■ **Data records**
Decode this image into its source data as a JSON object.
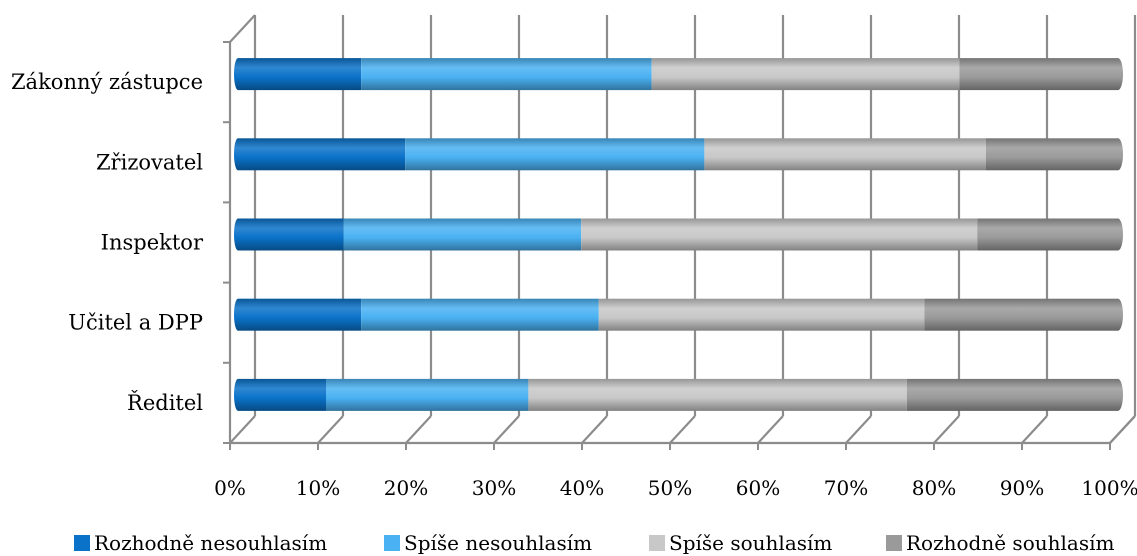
{
  "chart_data": {
    "type": "bar",
    "orientation": "horizontal",
    "stacked": "percent",
    "categories": [
      "Zákonný zástupce",
      "Zřizovatel",
      "Inspektor",
      "Učitel a DPP",
      "Ředitel"
    ],
    "series": [
      {
        "name": "Rozhodně nesouhlasím",
        "color": "#0a72c9",
        "values": [
          14,
          19,
          12,
          14,
          10
        ]
      },
      {
        "name": "Spíše nesouhlasím",
        "color": "#4ab1f2",
        "values": [
          33,
          34,
          27,
          27,
          23
        ]
      },
      {
        "name": "Spíše souhlasím",
        "color": "#c8c8c8",
        "values": [
          35,
          32,
          45,
          37,
          43
        ]
      },
      {
        "name": "Rozhodně souhlasím",
        "color": "#9a9a9a",
        "values": [
          18,
          15,
          16,
          22,
          24
        ]
      }
    ],
    "xlim": [
      0,
      100
    ],
    "x_ticks": [
      "0%",
      "10%",
      "20%",
      "30%",
      "40%",
      "50%",
      "60%",
      "70%",
      "80%",
      "90%",
      "100%"
    ],
    "grid": true,
    "legend_position": "bottom",
    "three_d": true
  }
}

■ **Exercise details**
Reproduce each line of the records exactly, and omit every picture.

■ **Output below**
Decode this image into its source data as a JSON object.
{
  "chart_data": {
    "type": "bar",
    "orientation": "horizontal",
    "stacked": "percent",
    "categories": [
      "Zákonný zástupce",
      "Zřizovatel",
      "Inspektor",
      "Učitel a DPP",
      "Ředitel"
    ],
    "series": [
      {
        "name": "Rozhodně nesouhlasím",
        "color": "#0a72c9",
        "values": [
          14,
          19,
          12,
          14,
          10
        ]
      },
      {
        "name": "Spíše nesouhlasím",
        "color": "#4ab1f2",
        "values": [
          33,
          34,
          27,
          27,
          23
        ]
      },
      {
        "name": "Spíše souhlasím",
        "color": "#c8c8c8",
        "values": [
          35,
          32,
          45,
          37,
          43
        ]
      },
      {
        "name": "Rozhodně souhlasím",
        "color": "#9a9a9a",
        "values": [
          18,
          15,
          16,
          22,
          24
        ]
      }
    ],
    "xlim": [
      0,
      100
    ],
    "x_ticks": [
      "0%",
      "10%",
      "20%",
      "30%",
      "40%",
      "50%",
      "60%",
      "70%",
      "80%",
      "90%",
      "100%"
    ],
    "grid": true,
    "legend_position": "bottom",
    "three_d": true
  }
}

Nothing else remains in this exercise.